* [DIRECTION]:
Wherever a line below holds the word "Одесса", copy that line.

* [DATA FOR THIS TASK]:
++++++++++++++++++++
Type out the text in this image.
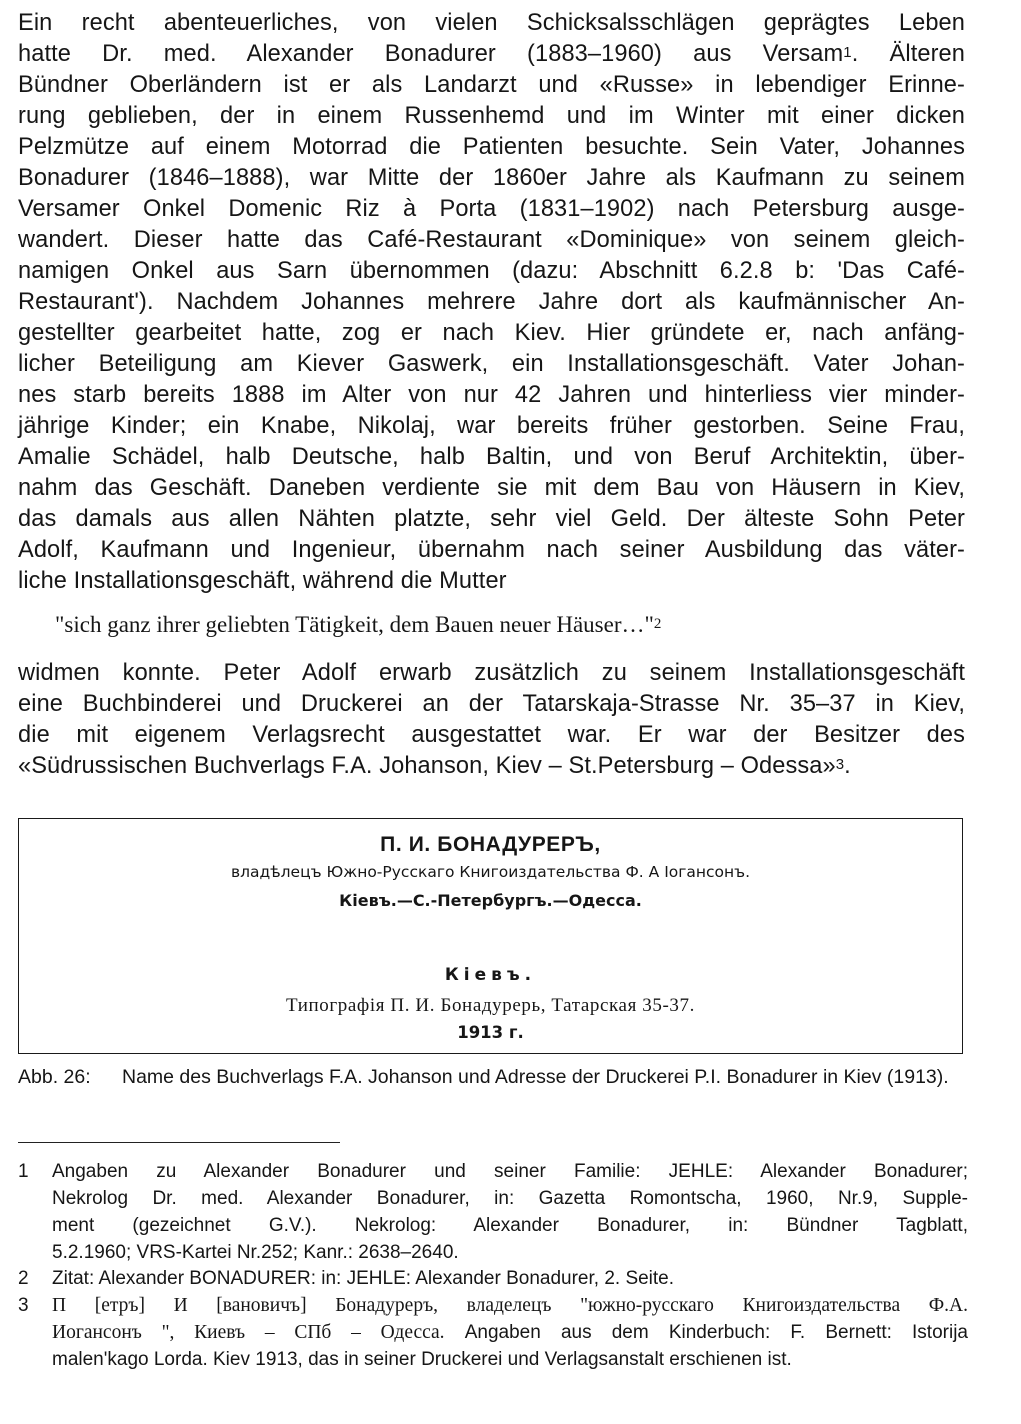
Ein recht abenteuerliches, von vielen Schicksalsschlägen geprägtes Leben
hatte Dr. med. Alexander Bonadurer (1883–1960) aus Versam$^1$. Älteren
Bündner Oberländern ist er als Landarzt und «Russe» in lebendiger Erinne-
rung geblieben, der in einem Russenhemd und im Winter mit einer dicken
Pelzmütze auf einem Motorrad die Patienten besuchte. Sein Vater, Johannes
Bonadurer (1846–1888), war Mitte der 1860er Jahre als Kaufmann zu seinem
Versamer Onkel Domenic Riz à Porta (1831–1902) nach Petersburg ausge-
wandert. Dieser hatte das Café-Restaurant «Dominique» von seinem gleich-
namigen Onkel aus Sarn übernommen (dazu: Abschnitt 6.2.8 b: 'Das Café-
Restaurant'). Nachdem Johannes mehrere Jahre dort als kaufmännischer An-
gestellter gearbeitet hatte, zog er nach Kiev. Hier gründete er, nach anfäng-
licher Beteiligung am Kiever Gaswerk, ein Installationsgeschäft. Vater Johan-
nes starb bereits 1888 im Alter von nur 42 Jahren und hinterliess vier minder-
jährige Kinder; ein Knabe, Nikolaj, war bereits früher gestorben. Seine Frau,
Amalie Schädel, halb Deutsche, halb Baltin, und von Beruf Architektin, über-
nahm das Geschäft. Daneben verdiente sie mit dem Bau von Häusern in Kiev,
das damals aus allen Nähten platzte, sehr viel Geld. Der älteste Sohn Peter
Adolf, Kaufmann und Ingenieur, übernahm nach seiner Ausbildung das väter-
liche Installationsgeschäft, während die Mutter
"sich ganz ihrer geliebten Tätigkeit, dem Bauen neuer Häuser…"$^2$
widmen konnte. Peter Adolf erwarb zusätzlich zu seinem Installationsgeschäft
eine Buchbinderei und Druckerei an der Tatarskaja-Strasse Nr. 35–37 in Kiev,
die mit eigenem Verlagsrecht ausgestattet war. Er war der Besitzer des
«Südrussischen Buchverlags F.A. Johanson, Kiev – St.Petersburg – Odessa»$^3$.
П. И. БОНАДУРЕРЪ,
владѣлецъ Южно-Русскаго Книгоиздательства Ф. А Іогансонъ.
Кіевъ.—С.-Петербургъ.—Одесса.
Кіевъ.
Типографія П. И. Бонадурерь, Татарская 35-37.
1913 г.
Abb. 26: Name des Buchverlags F.A. Johanson und Adresse der Druckerei P.I. Bonadurer in Kiev (1913).
1 Angaben zu Alexander Bonadurer und seiner Familie: JEHLE: Alexander Bonadurer;
Nekrolog Dr. med. Alexander Bonadurer, in: Gazetta Romontscha, 1960, Nr.9, Supple-
ment (gezeichnet G.V.). Nekrolog: Alexander Bonadurer, in: Bündner Tagblatt,
5.2.1960; VRS-Kartei Nr.252; Kanr.: 2638–2640.
2 Zitat: Alexander BONADURER: in: JEHLE: Alexander Bonadurer, 2. Seite.
3 П [етръ] И [вановичъ] Бонадуреръ, владелецъ "южно-русскаго Книгоиздательства Ф.А.
Иогансонъ ", Киевъ – СПб – Одесса. Angaben aus dem Kinderbuch: F. Bernett: Istorija
malen'kago Lorda. Kiev 1913, das in seiner Druckerei und Verlagsanstalt erschienen ist.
++++++++++++++++++++
* [WORKED SOLUTION]:
Кіевъ.—С.-Петербургъ.—Одесса.
Иогансонъ ", Киевъ – СПб – Одесса. Angaben aus dem Kinderbuch: F. Bernett: Istorija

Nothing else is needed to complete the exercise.